§ Activity
Reproduce the records below exactly as they appear.

Recorded data
┄┄┄┄┄┄┄┄┄┄

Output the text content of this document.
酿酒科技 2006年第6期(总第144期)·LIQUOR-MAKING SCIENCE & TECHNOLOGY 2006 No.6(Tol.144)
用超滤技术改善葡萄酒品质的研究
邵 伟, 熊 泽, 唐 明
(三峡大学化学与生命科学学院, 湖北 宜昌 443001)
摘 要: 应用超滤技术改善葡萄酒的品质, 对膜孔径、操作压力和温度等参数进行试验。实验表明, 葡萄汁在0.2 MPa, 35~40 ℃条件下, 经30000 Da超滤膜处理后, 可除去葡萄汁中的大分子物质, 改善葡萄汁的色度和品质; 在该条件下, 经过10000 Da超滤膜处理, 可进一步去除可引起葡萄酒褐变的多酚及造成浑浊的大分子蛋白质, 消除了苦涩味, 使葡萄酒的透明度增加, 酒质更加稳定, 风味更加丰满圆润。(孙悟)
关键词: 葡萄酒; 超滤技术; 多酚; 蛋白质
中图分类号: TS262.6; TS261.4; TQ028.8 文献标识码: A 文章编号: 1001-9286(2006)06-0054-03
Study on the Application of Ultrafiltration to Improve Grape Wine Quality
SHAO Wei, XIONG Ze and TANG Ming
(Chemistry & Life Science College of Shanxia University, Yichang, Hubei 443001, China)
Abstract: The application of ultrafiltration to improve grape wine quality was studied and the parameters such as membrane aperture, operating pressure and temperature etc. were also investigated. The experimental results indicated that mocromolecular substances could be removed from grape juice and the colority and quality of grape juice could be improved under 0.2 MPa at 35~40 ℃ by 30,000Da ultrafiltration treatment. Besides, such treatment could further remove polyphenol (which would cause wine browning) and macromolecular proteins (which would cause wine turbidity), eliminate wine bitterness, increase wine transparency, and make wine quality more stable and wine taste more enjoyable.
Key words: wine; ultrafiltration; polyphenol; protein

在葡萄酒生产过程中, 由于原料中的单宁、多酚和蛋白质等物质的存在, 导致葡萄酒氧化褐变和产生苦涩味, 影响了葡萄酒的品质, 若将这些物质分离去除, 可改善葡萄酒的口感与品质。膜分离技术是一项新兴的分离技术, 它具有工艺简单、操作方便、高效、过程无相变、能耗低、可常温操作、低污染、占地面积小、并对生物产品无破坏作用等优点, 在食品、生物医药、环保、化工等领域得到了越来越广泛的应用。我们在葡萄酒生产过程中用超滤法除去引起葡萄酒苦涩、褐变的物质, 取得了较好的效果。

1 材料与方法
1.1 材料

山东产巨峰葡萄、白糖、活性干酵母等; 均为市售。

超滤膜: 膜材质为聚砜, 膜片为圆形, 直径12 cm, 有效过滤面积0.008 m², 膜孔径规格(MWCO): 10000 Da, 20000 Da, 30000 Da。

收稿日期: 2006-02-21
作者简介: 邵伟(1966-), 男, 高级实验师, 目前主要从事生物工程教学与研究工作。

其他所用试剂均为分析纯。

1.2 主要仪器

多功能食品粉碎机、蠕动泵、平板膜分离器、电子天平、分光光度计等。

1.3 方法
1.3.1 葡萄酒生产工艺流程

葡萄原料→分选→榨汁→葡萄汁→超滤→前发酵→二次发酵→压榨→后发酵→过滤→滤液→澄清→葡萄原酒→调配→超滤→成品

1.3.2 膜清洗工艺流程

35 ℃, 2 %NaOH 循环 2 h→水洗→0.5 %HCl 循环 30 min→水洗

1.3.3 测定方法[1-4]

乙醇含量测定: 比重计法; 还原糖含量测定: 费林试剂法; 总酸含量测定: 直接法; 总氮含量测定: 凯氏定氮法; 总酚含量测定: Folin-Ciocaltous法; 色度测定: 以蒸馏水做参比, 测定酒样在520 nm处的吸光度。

┄┄┄┄┄┄┄┄┄┄

§ Result of this exercise
Output the text content of this document.
酿酒科技 2006年第6期(总第144期)·LIQUOR-MAKING SCIENCE & TECHNOLOGY 2006 No.6(Tol.144)
用超滤技术改善葡萄酒品质的研究
邵 伟, 熊 泽, 唐 明
(三峡大学化学与生命科学学院, 湖北 宜昌 443001)
摘 要: 应用超滤技术改善葡萄酒的品质, 对膜孔径、操作压力和温度等参数进行试验。实验表明, 葡萄汁在0.2 MPa, 35~40 ℃条件下, 经30000 Da超滤膜处理后, 可除去葡萄汁中的大分子物质, 改善葡萄汁的色度和品质; 在该条件下, 经过10000 Da超滤膜处理, 可进一步去除可引起葡萄酒褐变的多酚及造成浑浊的大分子蛋白质, 消除了苦涩味, 使葡萄酒的透明度增加, 酒质更加稳定, 风味更加丰满圆润。(孙悟)
关键词: 葡萄酒; 超滤技术; 多酚; 蛋白质
中图分类号: TS262.6; TS261.4; TQ028.8 文献标识码: A 文章编号: 1001-9286(2006)06-0054-03
Study on the Application of Ultrafiltration to Improve Grape Wine Quality
SHAO Wei, XIONG Ze and TANG Ming
(Chemistry & Life Science College of Shanxia University, Yichang, Hubei 443001, China)
Abstract: The application of ultrafiltration to improve grape wine quality was studied and the parameters such as membrane aperture, operating pressure and temperature etc. were also investigated. The experimental results indicated that mocromolecular substances could be removed from grape juice and the colority and quality of grape juice could be improved under 0.2 MPa at 35~40 ℃ by 30,000Da ultrafiltration treatment. Besides, such treatment could further remove polyphenol (which would cause wine browning) and macromolecular proteins (which would cause wine turbidity), eliminate wine bitterness, increase wine transparency, and make wine quality more stable and wine taste more enjoyable.
Key words: wine; ultrafiltration; polyphenol; protein

在葡萄酒生产过程中, 由于原料中的单宁、多酚和蛋白质等物质的存在, 导致葡萄酒氧化褐变和产生苦涩味, 影响了葡萄酒的品质, 若将这些物质分离去除, 可改善葡萄酒的口感与品质。膜分离技术是一项新兴的分离技术, 它具有工艺简单、操作方便、高效、过程无相变、能耗低、可常温操作、低污染、占地面积小、并对生物产品无破坏作用等优点, 在食品、生物医药、环保、化工等领域得到了越来越广泛的应用。我们在葡萄酒生产过程中用超滤法除去引起葡萄酒苦涩、褐变的物质, 取得了较好的效果。

1 材料与方法
1.1 材料

山东产巨峰葡萄、白糖、活性干酵母等; 均为市售。

超滤膜: 膜材质为聚砜, 膜片为圆形, 直径12 cm, 有效过滤面积0.008 m², 膜孔径规格(MWCO): 10000 Da, 20000 Da, 30000 Da。

收稿日期: 2006-02-21
作者简介: 邵伟(1966-), 男, 高级实验师, 目前主要从事生物工程教学与研究工作。

其他所用试剂均为分析纯。

1.2 主要仪器

多功能食品粉碎机、蠕动泵、平板膜分离器、电子天平、分光光度计等。

1.3 方法
1.3.1 葡萄酒生产工艺流程

葡萄原料→分选→榨汁→葡萄汁→超滤→前发酵→二次发酵→压榨→后发酵→过滤→滤液→澄清→葡萄原酒→调配→超滤→成品

1.3.2 膜清洗工艺流程

35 ℃, 2 %NaOH 循环 2 h→水洗→0.5 %HCl 循环 30 min→水洗

1.3.3 测定方法[1-4]

乙醇含量测定: 比重计法; 还原糖含量测定: 费林试剂法; 总酸含量测定: 直接法; 总氮含量测定: 凯氏定氮法; 总酚含量测定: Folin-Ciocaltous法; 色度测定: 以蒸馏水做参比, 测定酒样在520 nm处的吸光度。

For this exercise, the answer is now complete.